#### [TASK TO CARRY OUT]
Can you write out the records between the line containing "x-tick-label: 2037 — [772, 697, 783, 727]" and the line containing "x-tick-label: 2030 — [573, 697, 583, 727]", inclusive, with each repeated exactly as it appears?

#### [DATA EXTRACT]

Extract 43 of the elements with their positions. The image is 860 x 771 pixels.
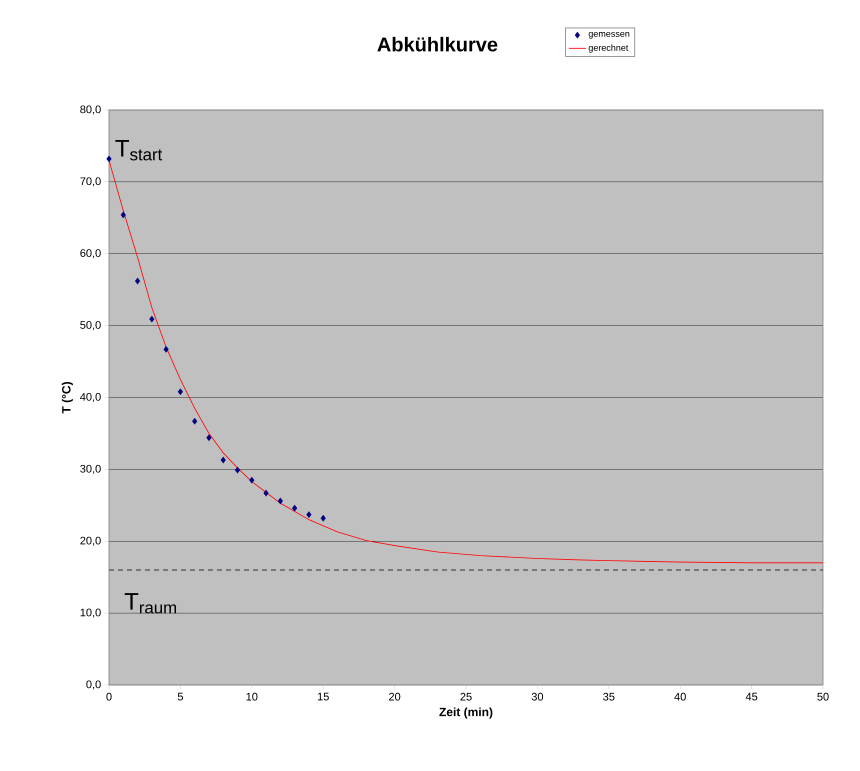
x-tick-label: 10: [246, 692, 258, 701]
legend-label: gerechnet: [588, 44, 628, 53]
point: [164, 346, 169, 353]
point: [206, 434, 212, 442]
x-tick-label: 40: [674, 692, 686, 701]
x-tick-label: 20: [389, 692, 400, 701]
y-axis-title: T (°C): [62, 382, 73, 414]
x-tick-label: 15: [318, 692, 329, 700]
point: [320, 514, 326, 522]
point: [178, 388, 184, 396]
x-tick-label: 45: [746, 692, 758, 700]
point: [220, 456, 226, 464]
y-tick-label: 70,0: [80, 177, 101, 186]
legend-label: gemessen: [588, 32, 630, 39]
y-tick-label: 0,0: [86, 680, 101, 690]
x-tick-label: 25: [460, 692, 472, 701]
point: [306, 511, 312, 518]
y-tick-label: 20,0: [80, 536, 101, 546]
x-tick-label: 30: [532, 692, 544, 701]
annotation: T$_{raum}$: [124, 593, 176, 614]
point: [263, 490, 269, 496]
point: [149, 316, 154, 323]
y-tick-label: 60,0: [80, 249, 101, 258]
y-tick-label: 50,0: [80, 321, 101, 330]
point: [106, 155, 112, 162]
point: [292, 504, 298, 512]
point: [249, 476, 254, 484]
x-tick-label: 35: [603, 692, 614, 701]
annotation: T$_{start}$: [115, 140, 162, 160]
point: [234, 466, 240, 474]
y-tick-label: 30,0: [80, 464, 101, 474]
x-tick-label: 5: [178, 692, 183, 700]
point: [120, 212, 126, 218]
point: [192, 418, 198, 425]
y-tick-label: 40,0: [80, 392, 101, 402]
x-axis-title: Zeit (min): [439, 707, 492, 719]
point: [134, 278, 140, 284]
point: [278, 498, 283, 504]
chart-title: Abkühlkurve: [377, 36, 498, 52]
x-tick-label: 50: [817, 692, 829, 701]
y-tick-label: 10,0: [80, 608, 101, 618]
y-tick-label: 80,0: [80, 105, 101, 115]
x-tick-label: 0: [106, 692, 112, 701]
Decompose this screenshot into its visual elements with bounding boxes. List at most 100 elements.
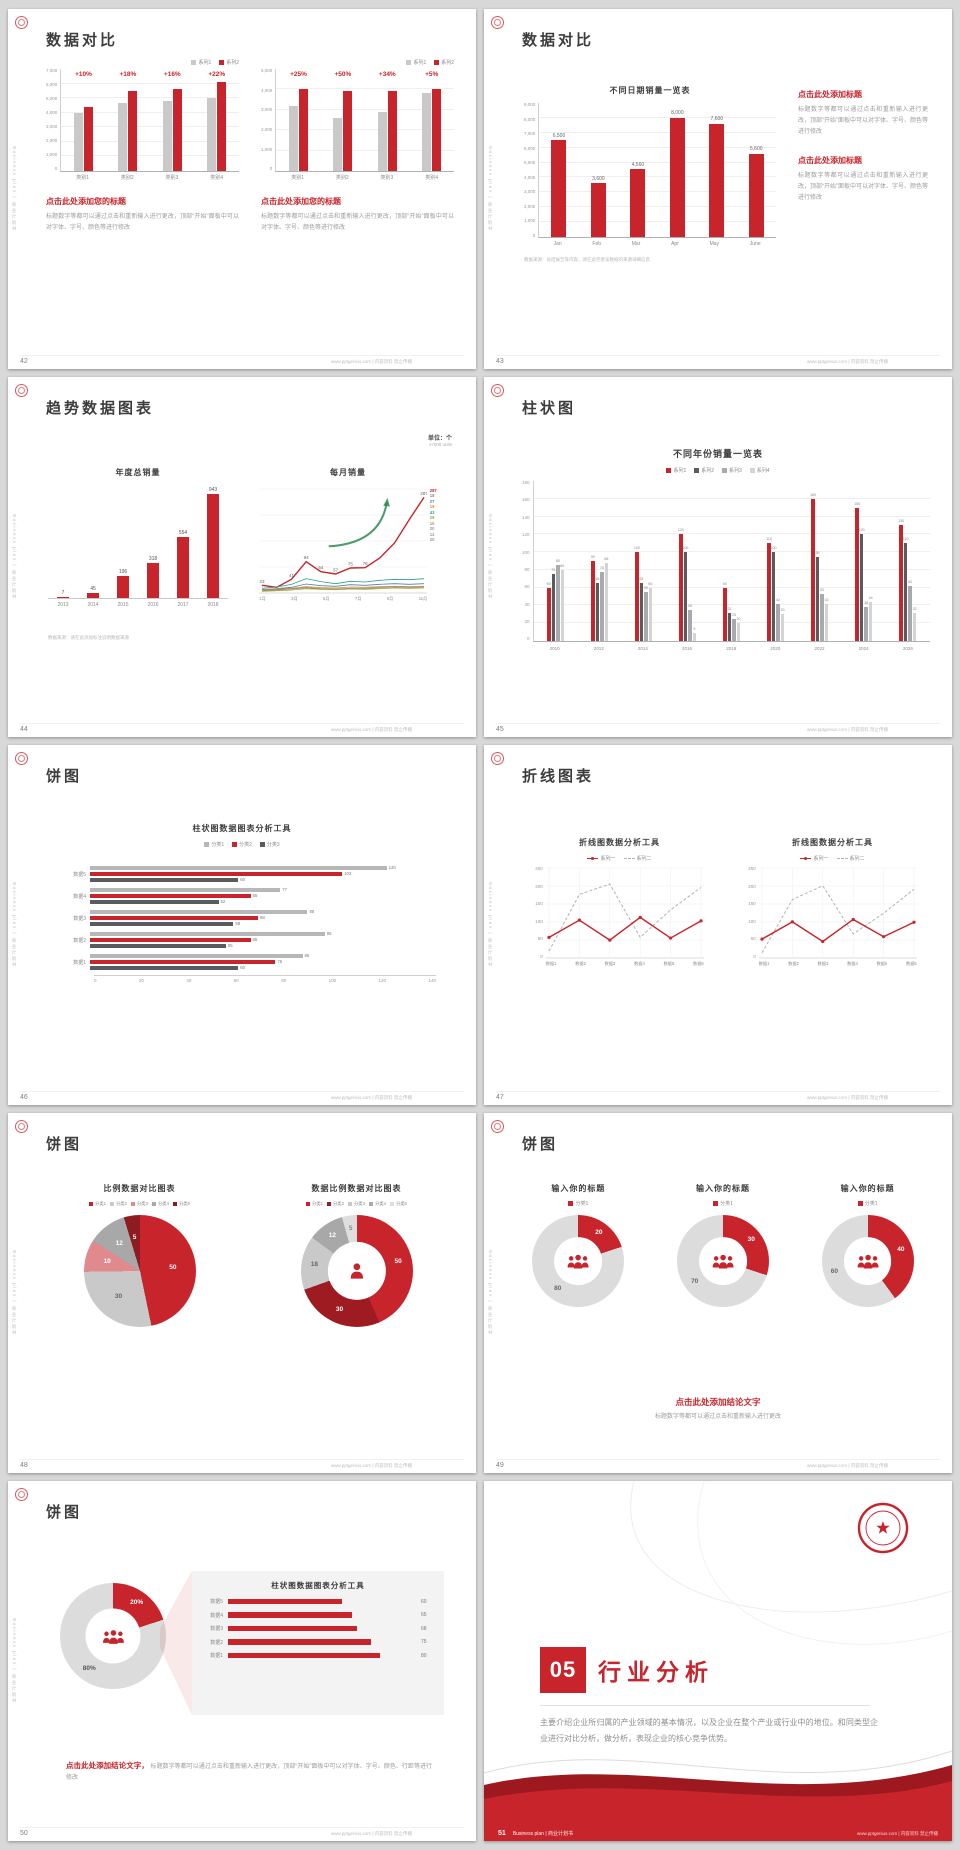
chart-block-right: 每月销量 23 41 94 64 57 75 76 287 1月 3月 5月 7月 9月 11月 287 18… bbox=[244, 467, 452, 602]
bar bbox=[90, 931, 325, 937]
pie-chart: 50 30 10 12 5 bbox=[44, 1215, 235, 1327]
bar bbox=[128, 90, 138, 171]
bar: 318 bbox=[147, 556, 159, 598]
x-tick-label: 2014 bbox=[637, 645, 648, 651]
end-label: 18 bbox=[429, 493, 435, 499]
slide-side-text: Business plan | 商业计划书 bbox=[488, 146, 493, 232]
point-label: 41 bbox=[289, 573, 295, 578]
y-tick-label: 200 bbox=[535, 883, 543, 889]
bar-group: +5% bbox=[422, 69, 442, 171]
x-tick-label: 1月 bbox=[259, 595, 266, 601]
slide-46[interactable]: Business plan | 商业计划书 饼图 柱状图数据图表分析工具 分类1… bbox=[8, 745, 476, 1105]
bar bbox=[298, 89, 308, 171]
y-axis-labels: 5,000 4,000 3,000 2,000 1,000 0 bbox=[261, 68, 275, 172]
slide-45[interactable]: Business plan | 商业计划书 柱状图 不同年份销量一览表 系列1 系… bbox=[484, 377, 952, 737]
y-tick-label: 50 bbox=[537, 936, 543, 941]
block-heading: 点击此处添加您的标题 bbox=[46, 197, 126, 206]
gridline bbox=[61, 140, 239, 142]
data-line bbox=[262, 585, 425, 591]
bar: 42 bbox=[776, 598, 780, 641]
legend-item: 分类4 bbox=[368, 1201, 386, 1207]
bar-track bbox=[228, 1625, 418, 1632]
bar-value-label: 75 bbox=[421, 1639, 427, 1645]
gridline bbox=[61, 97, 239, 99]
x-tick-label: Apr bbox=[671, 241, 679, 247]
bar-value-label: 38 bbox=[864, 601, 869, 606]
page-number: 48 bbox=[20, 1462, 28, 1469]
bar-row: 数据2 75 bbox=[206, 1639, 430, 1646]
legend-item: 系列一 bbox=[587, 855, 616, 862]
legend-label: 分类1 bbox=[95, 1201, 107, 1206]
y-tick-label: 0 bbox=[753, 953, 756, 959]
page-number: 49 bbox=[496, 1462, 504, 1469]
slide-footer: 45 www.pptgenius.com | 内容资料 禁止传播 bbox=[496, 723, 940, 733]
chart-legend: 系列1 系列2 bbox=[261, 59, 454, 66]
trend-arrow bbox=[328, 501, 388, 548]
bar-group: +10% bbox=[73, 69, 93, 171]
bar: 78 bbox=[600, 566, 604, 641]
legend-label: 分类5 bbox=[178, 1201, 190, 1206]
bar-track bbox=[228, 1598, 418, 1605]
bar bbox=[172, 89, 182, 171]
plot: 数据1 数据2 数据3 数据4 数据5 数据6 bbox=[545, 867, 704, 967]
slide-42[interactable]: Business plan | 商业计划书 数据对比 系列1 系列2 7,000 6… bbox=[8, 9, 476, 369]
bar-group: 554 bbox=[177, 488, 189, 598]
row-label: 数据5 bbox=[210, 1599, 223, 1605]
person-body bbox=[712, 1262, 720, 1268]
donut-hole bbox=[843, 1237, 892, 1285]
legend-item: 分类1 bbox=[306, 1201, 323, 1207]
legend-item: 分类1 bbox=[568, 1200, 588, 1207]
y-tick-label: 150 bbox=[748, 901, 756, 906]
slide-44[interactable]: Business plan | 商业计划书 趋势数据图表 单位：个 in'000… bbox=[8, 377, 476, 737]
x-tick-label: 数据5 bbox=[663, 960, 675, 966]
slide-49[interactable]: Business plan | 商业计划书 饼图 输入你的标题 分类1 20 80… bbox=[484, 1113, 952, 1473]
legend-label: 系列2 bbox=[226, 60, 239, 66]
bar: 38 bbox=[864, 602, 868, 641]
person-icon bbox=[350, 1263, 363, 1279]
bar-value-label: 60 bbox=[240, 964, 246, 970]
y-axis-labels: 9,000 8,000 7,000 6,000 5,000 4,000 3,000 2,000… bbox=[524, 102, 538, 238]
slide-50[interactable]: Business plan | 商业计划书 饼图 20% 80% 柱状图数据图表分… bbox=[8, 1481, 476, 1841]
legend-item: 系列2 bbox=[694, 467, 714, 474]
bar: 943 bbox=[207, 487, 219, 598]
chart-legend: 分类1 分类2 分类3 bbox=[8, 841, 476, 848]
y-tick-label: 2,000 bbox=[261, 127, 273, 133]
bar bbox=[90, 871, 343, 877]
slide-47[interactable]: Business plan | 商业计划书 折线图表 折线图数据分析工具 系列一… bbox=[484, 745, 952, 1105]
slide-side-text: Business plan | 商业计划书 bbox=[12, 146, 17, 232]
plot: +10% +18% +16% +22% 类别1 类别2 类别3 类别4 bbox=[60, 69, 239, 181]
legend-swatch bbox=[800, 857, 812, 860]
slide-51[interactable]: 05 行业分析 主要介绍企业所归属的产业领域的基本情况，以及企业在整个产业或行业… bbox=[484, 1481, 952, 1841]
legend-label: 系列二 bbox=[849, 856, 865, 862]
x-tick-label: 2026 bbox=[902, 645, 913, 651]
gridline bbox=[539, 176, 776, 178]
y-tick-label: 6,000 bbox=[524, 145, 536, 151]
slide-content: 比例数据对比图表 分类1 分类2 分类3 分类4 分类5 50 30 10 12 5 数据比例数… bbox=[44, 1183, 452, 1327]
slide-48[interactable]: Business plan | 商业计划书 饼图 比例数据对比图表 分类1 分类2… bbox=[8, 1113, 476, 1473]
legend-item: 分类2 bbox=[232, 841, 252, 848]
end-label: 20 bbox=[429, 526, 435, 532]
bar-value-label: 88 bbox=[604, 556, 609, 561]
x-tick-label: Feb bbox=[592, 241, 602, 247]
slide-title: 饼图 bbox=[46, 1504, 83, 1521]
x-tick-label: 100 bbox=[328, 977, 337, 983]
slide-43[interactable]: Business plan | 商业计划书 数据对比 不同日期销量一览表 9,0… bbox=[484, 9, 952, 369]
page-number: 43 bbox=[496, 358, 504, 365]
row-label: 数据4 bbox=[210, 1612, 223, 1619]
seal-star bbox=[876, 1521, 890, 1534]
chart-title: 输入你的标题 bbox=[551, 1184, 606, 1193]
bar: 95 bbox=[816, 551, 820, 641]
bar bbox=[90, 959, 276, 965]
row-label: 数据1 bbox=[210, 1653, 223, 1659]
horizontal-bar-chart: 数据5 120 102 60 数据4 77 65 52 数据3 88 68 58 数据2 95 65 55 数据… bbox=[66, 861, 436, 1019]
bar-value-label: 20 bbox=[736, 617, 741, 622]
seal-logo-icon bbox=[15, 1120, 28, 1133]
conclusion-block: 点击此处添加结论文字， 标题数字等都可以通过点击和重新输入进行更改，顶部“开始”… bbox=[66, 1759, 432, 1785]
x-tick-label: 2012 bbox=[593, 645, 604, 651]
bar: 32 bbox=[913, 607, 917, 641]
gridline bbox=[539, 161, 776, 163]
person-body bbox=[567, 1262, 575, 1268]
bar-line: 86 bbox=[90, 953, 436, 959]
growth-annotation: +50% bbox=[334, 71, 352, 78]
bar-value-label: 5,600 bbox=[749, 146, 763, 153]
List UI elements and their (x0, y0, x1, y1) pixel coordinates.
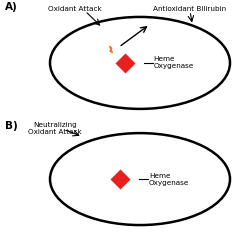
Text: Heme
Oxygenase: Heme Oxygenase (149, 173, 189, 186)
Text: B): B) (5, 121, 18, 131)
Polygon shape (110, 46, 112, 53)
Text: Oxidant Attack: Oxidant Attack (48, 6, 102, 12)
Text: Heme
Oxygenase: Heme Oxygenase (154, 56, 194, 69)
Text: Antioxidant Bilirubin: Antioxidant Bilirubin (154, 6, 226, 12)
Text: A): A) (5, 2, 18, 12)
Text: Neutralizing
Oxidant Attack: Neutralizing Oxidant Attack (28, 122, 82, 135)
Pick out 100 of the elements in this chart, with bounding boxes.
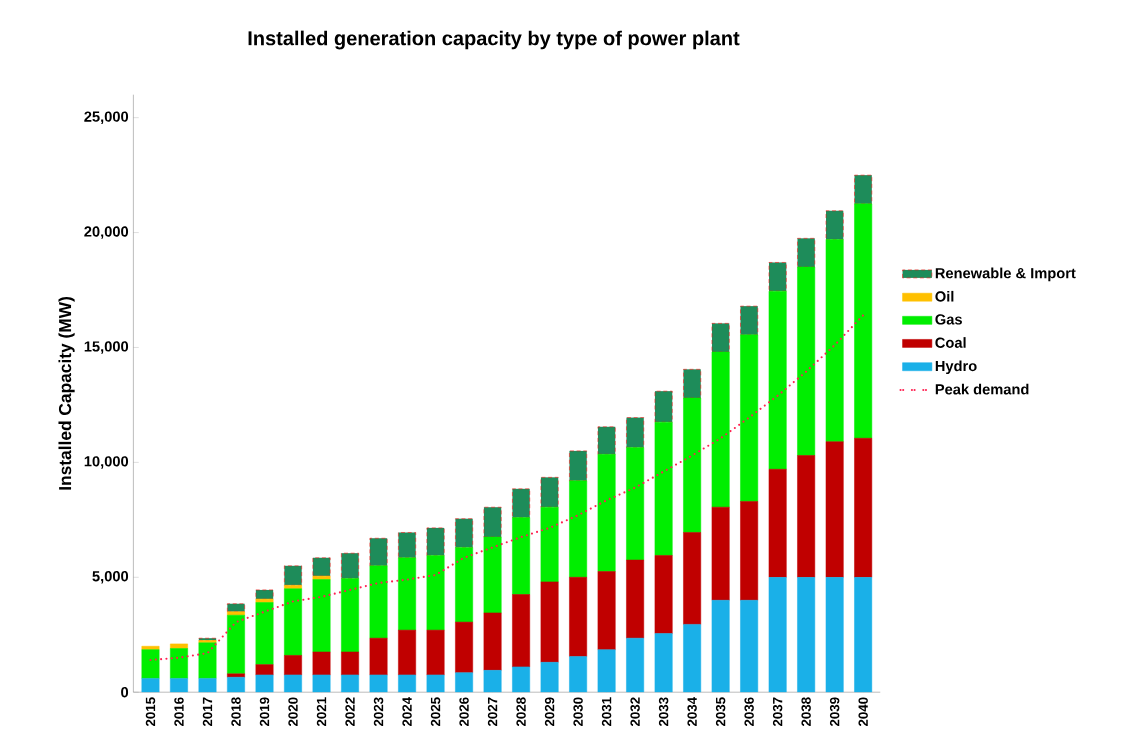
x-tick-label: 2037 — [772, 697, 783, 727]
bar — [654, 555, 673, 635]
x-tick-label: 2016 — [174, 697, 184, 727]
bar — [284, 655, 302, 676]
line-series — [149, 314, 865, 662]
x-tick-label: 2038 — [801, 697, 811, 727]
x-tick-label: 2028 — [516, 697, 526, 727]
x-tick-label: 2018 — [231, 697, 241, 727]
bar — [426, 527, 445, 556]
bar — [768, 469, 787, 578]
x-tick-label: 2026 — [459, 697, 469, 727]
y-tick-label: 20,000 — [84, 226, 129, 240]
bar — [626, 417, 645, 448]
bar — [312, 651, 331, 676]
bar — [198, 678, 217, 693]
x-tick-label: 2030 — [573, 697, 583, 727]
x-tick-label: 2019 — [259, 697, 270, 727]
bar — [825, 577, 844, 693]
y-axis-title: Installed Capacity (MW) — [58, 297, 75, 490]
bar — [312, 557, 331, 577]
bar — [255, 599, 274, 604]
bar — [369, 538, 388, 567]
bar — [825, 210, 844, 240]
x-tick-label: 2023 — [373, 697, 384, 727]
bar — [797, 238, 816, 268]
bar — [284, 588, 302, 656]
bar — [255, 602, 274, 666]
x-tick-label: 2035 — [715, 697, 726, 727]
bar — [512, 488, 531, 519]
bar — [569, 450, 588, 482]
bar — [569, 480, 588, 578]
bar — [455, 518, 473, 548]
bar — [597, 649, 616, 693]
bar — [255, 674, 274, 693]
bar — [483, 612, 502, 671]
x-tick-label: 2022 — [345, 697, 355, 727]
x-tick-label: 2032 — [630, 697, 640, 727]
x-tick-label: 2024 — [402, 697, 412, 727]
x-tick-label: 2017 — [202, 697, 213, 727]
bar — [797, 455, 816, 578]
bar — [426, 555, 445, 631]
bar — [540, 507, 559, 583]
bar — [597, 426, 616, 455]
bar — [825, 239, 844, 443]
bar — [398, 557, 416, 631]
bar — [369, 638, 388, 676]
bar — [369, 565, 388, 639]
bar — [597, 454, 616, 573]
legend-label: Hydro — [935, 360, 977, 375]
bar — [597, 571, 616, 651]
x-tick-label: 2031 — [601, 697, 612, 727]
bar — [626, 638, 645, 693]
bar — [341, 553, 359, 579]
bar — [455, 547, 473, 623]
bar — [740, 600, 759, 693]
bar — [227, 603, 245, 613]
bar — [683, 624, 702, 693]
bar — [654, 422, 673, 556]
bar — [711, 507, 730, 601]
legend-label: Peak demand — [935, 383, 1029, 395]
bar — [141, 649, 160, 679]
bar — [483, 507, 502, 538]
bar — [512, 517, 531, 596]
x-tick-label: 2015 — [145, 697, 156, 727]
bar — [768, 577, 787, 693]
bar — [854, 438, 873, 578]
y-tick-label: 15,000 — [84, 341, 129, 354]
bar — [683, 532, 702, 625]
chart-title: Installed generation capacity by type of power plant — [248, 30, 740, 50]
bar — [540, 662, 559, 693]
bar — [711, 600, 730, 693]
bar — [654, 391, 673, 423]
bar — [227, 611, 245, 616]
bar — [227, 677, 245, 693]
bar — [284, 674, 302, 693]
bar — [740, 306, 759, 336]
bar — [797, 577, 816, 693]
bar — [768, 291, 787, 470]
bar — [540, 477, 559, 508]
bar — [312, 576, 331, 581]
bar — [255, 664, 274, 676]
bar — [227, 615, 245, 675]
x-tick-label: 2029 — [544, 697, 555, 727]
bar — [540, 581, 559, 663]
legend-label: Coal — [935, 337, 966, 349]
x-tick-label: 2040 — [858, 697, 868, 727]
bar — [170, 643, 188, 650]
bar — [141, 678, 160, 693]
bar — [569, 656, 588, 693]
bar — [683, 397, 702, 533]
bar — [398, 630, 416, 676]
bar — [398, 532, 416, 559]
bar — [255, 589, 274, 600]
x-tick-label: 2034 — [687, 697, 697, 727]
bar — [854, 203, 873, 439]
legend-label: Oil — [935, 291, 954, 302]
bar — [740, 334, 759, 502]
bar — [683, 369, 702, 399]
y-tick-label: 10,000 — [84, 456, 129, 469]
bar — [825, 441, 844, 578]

#### [SOLUTION FOR THIS TASK]
x-tick-label: 2037 — [772, 697, 783, 727]
bar — [654, 555, 673, 635]
x-tick-label: 2016 — [174, 697, 184, 727]
bar — [284, 655, 302, 676]
line-series — [149, 314, 865, 662]
x-tick-label: 2038 — [801, 697, 811, 727]
x-tick-label: 2028 — [516, 697, 526, 727]
x-tick-label: 2018 — [231, 697, 241, 727]
bar — [426, 527, 445, 556]
bar — [768, 469, 787, 578]
x-tick-label: 2026 — [459, 697, 469, 727]
y-tick-label: 20,000 — [84, 226, 129, 240]
bar — [626, 417, 645, 448]
bar — [312, 651, 331, 676]
bar — [198, 678, 217, 693]
x-tick-label: 2030 — [573, 697, 583, 727]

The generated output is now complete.